Copy each line containing the word "CERP" from the records that follow, please.

[Collection entries]
- - - - -

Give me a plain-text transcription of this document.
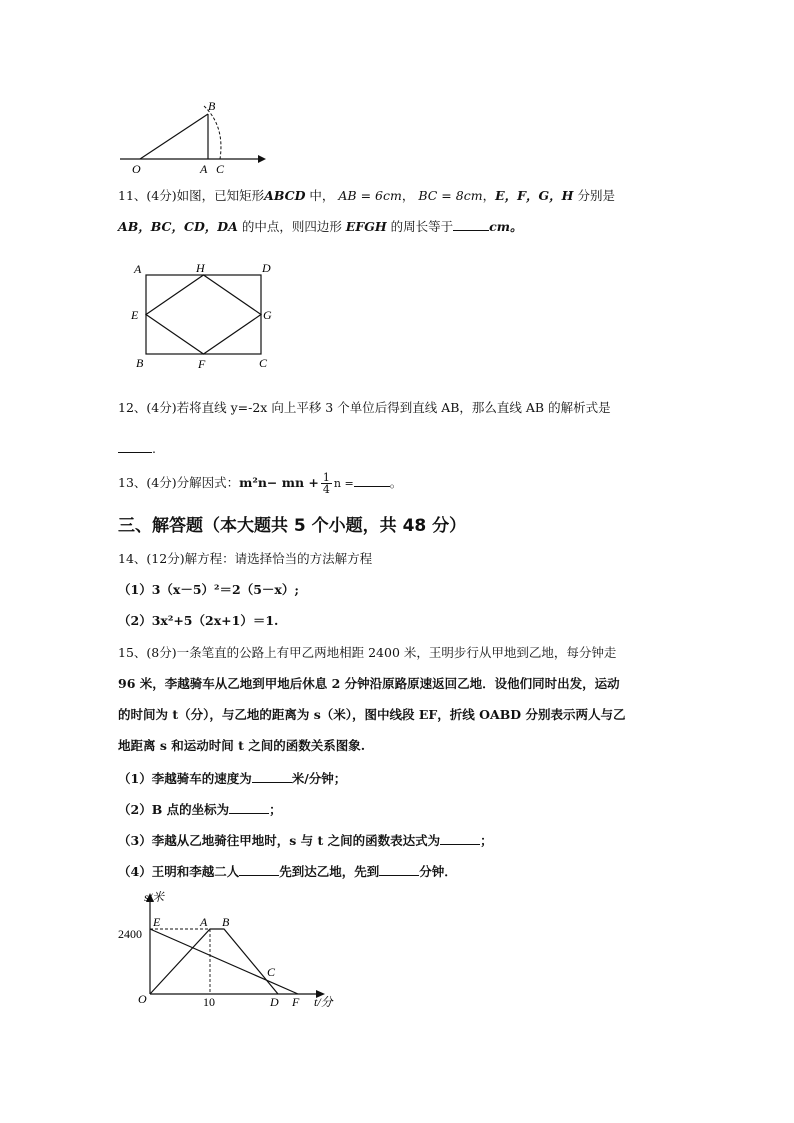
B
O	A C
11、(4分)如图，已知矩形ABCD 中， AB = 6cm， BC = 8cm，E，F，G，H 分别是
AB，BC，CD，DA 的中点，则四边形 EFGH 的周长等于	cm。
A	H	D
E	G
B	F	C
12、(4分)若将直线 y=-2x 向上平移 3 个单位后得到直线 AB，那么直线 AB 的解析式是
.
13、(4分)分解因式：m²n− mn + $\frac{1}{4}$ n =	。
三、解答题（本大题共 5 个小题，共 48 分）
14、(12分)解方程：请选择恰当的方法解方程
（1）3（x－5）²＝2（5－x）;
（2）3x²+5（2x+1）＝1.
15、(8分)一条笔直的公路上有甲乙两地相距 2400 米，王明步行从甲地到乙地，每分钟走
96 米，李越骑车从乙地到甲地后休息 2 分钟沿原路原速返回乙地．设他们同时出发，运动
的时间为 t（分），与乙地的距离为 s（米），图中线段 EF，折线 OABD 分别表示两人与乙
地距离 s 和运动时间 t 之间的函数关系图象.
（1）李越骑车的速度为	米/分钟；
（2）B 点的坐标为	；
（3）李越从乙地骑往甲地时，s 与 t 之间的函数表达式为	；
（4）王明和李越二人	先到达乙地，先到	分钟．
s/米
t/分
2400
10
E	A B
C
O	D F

- - - - -

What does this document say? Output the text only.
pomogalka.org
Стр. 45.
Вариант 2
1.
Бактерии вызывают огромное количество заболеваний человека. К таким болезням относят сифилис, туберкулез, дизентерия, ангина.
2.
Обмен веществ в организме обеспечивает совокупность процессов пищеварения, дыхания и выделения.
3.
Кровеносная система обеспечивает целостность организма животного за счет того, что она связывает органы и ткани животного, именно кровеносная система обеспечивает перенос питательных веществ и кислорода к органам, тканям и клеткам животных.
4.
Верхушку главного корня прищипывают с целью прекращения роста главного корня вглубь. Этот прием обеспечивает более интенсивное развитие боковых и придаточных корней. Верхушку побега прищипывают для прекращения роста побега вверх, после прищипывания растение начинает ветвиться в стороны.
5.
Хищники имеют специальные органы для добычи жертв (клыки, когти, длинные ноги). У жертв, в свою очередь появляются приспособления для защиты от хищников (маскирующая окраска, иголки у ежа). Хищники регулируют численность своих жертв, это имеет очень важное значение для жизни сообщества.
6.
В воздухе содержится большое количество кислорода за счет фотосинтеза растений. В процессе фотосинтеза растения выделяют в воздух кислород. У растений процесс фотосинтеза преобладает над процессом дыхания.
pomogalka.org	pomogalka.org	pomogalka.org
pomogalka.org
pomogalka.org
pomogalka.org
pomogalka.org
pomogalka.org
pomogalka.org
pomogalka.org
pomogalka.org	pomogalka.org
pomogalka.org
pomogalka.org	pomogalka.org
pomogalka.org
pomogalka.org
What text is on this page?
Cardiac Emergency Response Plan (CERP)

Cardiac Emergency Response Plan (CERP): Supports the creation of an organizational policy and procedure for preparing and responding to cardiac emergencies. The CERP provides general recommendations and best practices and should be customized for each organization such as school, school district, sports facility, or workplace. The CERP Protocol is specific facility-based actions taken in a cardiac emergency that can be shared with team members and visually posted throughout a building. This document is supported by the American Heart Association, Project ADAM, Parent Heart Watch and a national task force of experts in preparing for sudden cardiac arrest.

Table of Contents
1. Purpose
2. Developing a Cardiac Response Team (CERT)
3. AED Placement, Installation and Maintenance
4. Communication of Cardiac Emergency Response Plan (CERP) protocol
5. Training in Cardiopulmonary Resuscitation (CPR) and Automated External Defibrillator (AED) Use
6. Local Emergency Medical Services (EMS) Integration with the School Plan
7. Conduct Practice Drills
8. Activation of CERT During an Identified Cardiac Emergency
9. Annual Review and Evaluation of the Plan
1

- - - - -

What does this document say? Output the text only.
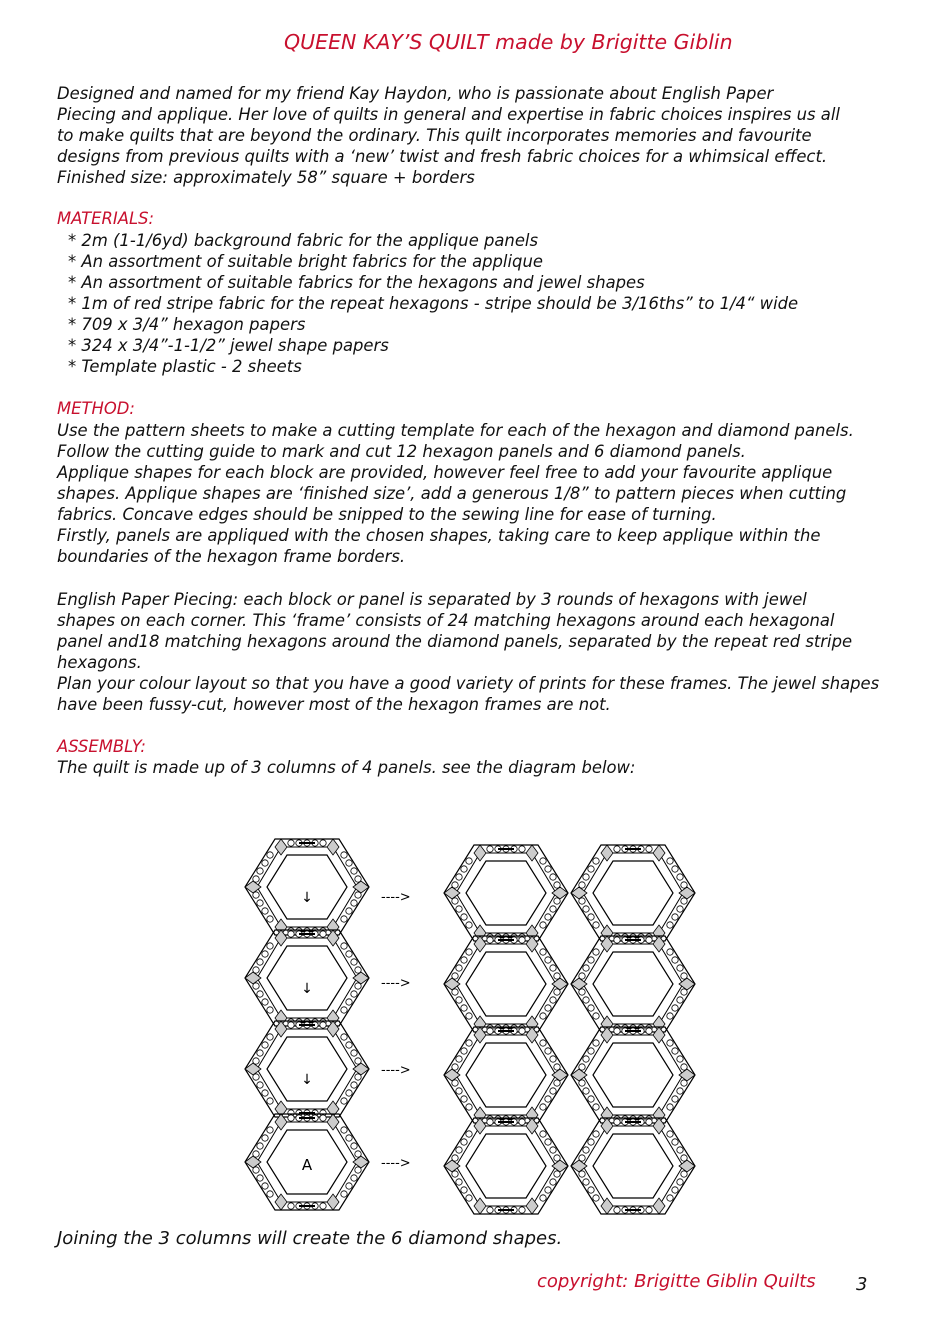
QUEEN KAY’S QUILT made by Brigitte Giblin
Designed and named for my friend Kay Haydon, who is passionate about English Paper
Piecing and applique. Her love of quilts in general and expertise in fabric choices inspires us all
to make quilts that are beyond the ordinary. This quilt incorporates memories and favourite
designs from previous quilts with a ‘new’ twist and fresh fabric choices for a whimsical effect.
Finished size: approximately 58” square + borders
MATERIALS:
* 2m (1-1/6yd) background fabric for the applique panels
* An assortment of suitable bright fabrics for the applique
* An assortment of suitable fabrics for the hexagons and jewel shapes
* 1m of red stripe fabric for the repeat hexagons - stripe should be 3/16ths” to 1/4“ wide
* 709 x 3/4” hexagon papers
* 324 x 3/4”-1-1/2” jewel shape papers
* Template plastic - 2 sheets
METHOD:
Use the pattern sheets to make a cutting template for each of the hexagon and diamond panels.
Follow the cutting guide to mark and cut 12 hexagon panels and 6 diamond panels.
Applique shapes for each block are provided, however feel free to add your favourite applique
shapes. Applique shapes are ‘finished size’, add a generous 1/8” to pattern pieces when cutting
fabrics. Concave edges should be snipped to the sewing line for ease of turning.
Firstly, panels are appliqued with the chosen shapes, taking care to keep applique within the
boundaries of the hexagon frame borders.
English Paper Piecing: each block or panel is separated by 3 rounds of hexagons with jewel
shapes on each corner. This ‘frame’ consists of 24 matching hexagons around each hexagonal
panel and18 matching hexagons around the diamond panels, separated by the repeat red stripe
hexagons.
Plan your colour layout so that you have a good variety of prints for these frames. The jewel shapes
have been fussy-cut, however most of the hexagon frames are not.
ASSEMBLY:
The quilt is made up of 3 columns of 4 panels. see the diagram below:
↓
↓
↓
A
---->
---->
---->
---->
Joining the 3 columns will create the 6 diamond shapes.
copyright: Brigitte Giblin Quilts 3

- - - - -

THE OUTPUT:
Cardiac Emergency Response Plan (CERP)
Cardiac Emergency Response Plan (CERP): Supports the creation of an organizational policy and procedure for preparing and responding to cardiac emergencies. The CERP provides general recommendations and best practices and should be customized for each organization such as school, school district, sports facility, or workplace. The CERP Protocol is specific facility-based actions taken in a cardiac emergency that can be shared with team members and visually posted throughout a building. This document is supported by the American Heart Association, Project ADAM, Parent Heart Watch and a national task force of experts in preparing for sudden cardiac arrest.
4. Communication of Cardiac Emergency Response Plan (CERP) protocol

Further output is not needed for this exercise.